### THE PROBLEM
A verbatim copy of the records is required, with all pictures left out.

### DATA FOR THIS EXERCISE
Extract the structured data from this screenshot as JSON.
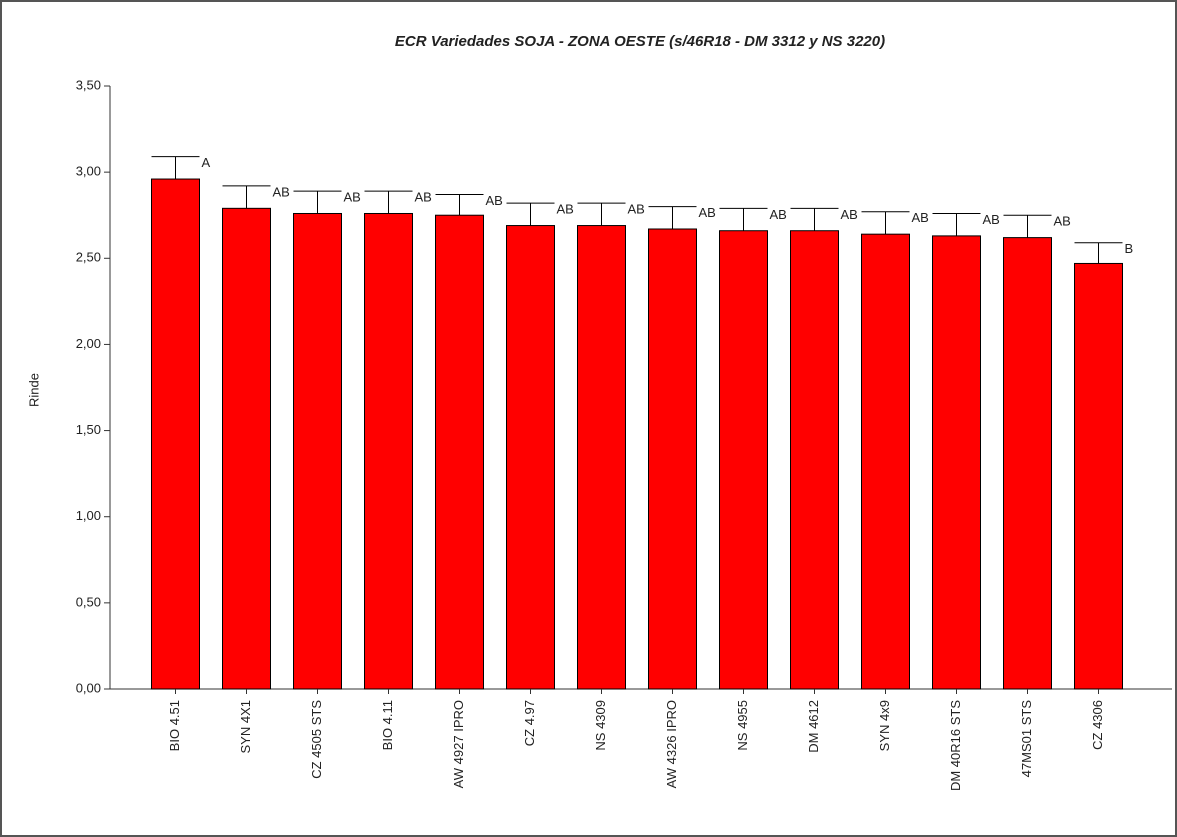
{
  "chart_data": {
    "type": "bar",
    "title": "ECR Variedades SOJA - ZONA OESTE (s/46R18 - DM 3312 y NS 3220)",
    "y_label": "Rinde",
    "categories": [
      "BIO 4.51",
      "SYN 4X1",
      "CZ 4505 STS",
      "BIO 4.11",
      "AW 4927 IPRO",
      "CZ 4.97",
      "NS 4309",
      "AW 4326 IPRO",
      "NS 4955",
      "DM 4612",
      "SYN 4x9",
      "DM 40R16 STS",
      "47MS01 STS",
      "CZ 4306"
    ],
    "values": [
      2.96,
      2.79,
      2.76,
      2.76,
      2.75,
      2.69,
      2.69,
      2.67,
      2.66,
      2.66,
      2.64,
      2.63,
      2.62,
      2.47
    ],
    "errors": [
      0.13,
      0.13,
      0.13,
      0.13,
      0.12,
      0.13,
      0.13,
      0.13,
      0.13,
      0.13,
      0.13,
      0.13,
      0.13,
      0.12
    ],
    "letters": [
      "A",
      "AB",
      "AB",
      "AB",
      "AB",
      "AB",
      "AB",
      "AB",
      "AB",
      "AB",
      "AB",
      "AB",
      "AB",
      "B"
    ],
    "color": "#ff0000",
    "ylim": [
      0,
      3.5
    ],
    "yticks": [
      {
        "value": 0,
        "label": "0,00"
      },
      {
        "value": 0.5,
        "label": "0,50"
      },
      {
        "value": 1,
        "label": "1,00"
      },
      {
        "value": 1.5,
        "label": "1,50"
      },
      {
        "value": 2,
        "label": "2,00"
      },
      {
        "value": 2.5,
        "label": "2,50"
      },
      {
        "value": 3,
        "label": "3,00"
      },
      {
        "value": 3.5,
        "label": "3,50"
      }
    ],
    "grid": false
  }
}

### RIGHT ANSWER
Extract the structured data from this screenshot as JSON.
{
  "chart_data": {
    "type": "bar",
    "title": "ECR Variedades SOJA - ZONA OESTE (s/46R18 - DM 3312 y NS 3220)",
    "y_label": "Rinde",
    "categories": [
      "BIO 4.51",
      "SYN 4X1",
      "CZ 4505 STS",
      "BIO 4.11",
      "AW 4927 IPRO",
      "CZ 4.97",
      "NS 4309",
      "AW 4326 IPRO",
      "NS 4955",
      "DM 4612",
      "SYN 4x9",
      "DM 40R16 STS",
      "47MS01 STS",
      "CZ 4306"
    ],
    "values": [
      2.96,
      2.79,
      2.76,
      2.76,
      2.75,
      2.69,
      2.69,
      2.67,
      2.66,
      2.66,
      2.64,
      2.63,
      2.62,
      2.47
    ],
    "errors": [
      0.13,
      0.13,
      0.13,
      0.13,
      0.12,
      0.13,
      0.13,
      0.13,
      0.13,
      0.13,
      0.13,
      0.13,
      0.13,
      0.12
    ],
    "letters": [
      "A",
      "AB",
      "AB",
      "AB",
      "AB",
      "AB",
      "AB",
      "AB",
      "AB",
      "AB",
      "AB",
      "AB",
      "AB",
      "B"
    ],
    "color": "#ff0000",
    "ylim": [
      0,
      3.5
    ],
    "yticks": [
      {
        "value": 0,
        "label": "0,00"
      },
      {
        "value": 0.5,
        "label": "0,50"
      },
      {
        "value": 1,
        "label": "1,00"
      },
      {
        "value": 1.5,
        "label": "1,50"
      },
      {
        "value": 2,
        "label": "2,00"
      },
      {
        "value": 2.5,
        "label": "2,50"
      },
      {
        "value": 3,
        "label": "3,00"
      },
      {
        "value": 3.5,
        "label": "3,50"
      }
    ],
    "grid": false
  }
}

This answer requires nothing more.